Try it: Continue the registry entry for the mixed reality exergame feasibility study below, starting right after its final line.

Feasibility Study of Mixed Reality Exergame on Performance and Cortical Outcomes

February 25, 2025 updated by: Rommanee Rojasavastera, Mahidol University

Feasibility Study of Mixed Reality Exergame on Performance and Cortical Outcomes in Healthy Older Adults and People with Mild Cognitive Impairment

The executive dysfunctions are a problem in individuals with MCI which predict conversion to dementia and is positively related to physical activity level. Previous studies found that exercise can prevent executive and physical dysfunctions for people with MCI. However, the motivation is a critical factor in supporting a sustainable exercise. Exergame is combination of exercise and video game. Enjoyment during playing an exergame can support the exercise motivation. Therefore, we will explore the feasibility of using MR exergame in people with MCI.

Study Overview

Status

Enrolling by invitation

Conditions

Intervention / Treatment

Study Type

Interventional

Enrollment (Estimated)

50

Phase

  • Not Applicable

Contacts and Locations

This section provides the contact details for those conducting the study, and information on where this study is being conducted.

Study Locations

  • Thailand
    • Nakhon Pathom
      • Salaya, Nakhon Pathom, Thailand, 73170
        • Faculty of Physical Therapy, Mahidol University

Participation Criteria

Researchers look for people who fit a certain description, called eligibility criteria. Some examples of these criteria are a person's general health condition or prior treatments.

Eligibility Criteria

Ages Eligible for Study

  • Adult
  • Older Adult

Accepts Healthy Volunteers

Yes

Description

Inclusion Criteria

  • Healthy group: 1) MoCA score > 24; 2) Independent walking without using gait aids; 3) No diagnosis of the dementia by clinician.
  • MCI group: 1) MoCA score between 16 to 24; 2) Independent walking without using gait aids.

Exclusion Criteria:

  • Uncontrolled high blood pressure (more than 140/90 mmHg)
  • Hemodialysis
  • Have clinical diagnosis of the disease or symptoms that could influence the performance assessments such as arthritis or severe hand pain which reports by participants and the testing by physiotherapist before testing.
  • History of neurological disorder, such as stroke or other neurodegenerative disorder
  • Taking medicine which affected to functional movement.
  • Unable to follow study protocol.
  • Uncorrected visual or hearing impairment.
  • Positive screening for contraindication of TMS which will be confirmed by TMS screening questionnaire such as uncontrolled seizures.

Study Plan

This section provides details of the study plan, including how the study is designed and what the study is measuring.

How is the study designed?

Data provided:
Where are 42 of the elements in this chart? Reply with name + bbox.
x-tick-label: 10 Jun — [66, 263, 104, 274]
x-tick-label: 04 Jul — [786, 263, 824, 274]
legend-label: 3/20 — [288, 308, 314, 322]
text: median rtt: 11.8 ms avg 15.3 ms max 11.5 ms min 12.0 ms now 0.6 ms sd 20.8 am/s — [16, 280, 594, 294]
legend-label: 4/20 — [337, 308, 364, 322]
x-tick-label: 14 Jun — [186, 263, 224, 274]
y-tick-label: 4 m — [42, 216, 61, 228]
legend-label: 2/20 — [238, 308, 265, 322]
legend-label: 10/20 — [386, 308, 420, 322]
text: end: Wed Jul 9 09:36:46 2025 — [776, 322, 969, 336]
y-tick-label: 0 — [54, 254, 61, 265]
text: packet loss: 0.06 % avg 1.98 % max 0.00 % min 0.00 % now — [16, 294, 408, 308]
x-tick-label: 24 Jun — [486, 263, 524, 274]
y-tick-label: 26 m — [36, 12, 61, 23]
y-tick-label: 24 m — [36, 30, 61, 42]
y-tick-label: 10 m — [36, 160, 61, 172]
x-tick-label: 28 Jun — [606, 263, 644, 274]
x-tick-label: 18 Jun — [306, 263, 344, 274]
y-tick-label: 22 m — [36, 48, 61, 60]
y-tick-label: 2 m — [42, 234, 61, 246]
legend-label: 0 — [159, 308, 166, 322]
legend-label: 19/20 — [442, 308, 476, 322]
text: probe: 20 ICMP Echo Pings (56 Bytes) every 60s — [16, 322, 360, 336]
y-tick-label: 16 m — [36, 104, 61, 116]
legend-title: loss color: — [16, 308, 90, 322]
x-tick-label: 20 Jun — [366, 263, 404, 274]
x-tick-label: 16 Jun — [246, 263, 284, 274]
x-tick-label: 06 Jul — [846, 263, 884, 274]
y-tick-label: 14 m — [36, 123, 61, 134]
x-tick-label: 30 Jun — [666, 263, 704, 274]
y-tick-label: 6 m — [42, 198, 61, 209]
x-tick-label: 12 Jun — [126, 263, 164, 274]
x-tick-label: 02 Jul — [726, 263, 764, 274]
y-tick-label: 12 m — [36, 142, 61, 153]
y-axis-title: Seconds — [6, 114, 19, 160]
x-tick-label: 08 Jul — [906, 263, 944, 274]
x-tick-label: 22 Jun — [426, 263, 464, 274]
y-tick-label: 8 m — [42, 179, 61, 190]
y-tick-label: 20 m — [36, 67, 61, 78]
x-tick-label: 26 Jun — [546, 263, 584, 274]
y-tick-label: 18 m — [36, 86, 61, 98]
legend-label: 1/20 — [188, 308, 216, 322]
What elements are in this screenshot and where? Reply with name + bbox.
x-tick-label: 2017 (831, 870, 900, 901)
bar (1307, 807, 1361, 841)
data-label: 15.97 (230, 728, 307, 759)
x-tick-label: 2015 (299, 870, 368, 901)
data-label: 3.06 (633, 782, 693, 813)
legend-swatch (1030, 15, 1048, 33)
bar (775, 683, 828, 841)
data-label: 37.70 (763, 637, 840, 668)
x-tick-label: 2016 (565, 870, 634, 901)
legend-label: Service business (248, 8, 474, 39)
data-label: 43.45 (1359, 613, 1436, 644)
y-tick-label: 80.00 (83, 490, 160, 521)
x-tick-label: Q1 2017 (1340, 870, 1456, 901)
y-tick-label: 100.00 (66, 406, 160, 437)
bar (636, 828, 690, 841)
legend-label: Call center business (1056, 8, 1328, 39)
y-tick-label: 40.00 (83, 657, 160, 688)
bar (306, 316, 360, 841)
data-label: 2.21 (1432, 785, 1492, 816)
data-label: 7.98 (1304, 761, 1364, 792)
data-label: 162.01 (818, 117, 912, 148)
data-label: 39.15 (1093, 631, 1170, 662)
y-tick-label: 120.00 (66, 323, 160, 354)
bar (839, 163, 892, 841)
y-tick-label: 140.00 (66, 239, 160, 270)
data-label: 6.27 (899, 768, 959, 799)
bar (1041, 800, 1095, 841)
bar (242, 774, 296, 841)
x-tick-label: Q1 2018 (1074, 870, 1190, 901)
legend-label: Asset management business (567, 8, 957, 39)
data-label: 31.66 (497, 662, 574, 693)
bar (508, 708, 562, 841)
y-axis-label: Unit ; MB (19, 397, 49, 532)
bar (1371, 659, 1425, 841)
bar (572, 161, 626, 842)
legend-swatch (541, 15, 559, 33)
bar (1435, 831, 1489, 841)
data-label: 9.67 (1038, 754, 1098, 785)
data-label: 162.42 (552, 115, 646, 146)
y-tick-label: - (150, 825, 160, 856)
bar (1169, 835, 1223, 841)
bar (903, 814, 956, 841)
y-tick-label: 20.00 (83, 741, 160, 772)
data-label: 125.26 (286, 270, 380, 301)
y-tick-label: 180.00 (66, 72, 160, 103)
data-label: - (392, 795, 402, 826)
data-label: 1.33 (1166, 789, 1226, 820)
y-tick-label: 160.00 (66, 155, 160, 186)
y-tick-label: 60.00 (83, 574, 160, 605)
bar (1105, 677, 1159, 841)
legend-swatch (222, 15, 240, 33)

Written response:
Design Details

  • Primary Purpose: Treatment
  • Allocation: Randomized
  • Interventional Model: Crossover Assignment
  • Masking: Single

Arms and Interventions

Participant Group / Arm
Intervention / Treatment
Experimental: Mild cognitive impairment
Other: Mixed reality exergame
The participants will play the Balloon Popping game using Hololens2 (Mixed reality glasses) for one hour. The objective of this game will be to pop all the virtual balloons, focusing on training different executive functions such as inhibitory control and cognitive flexibility. When a participant raises a finger in the air, a virtual needle will appear. After that, the participant will move their finger towards a balloon. Successful contact with a balloon will be indicated by the sound of a pop and the visual effect of confetti.
Other: Education
The participants will seat on a chair and watch video clip about MCI and dementia for one hour.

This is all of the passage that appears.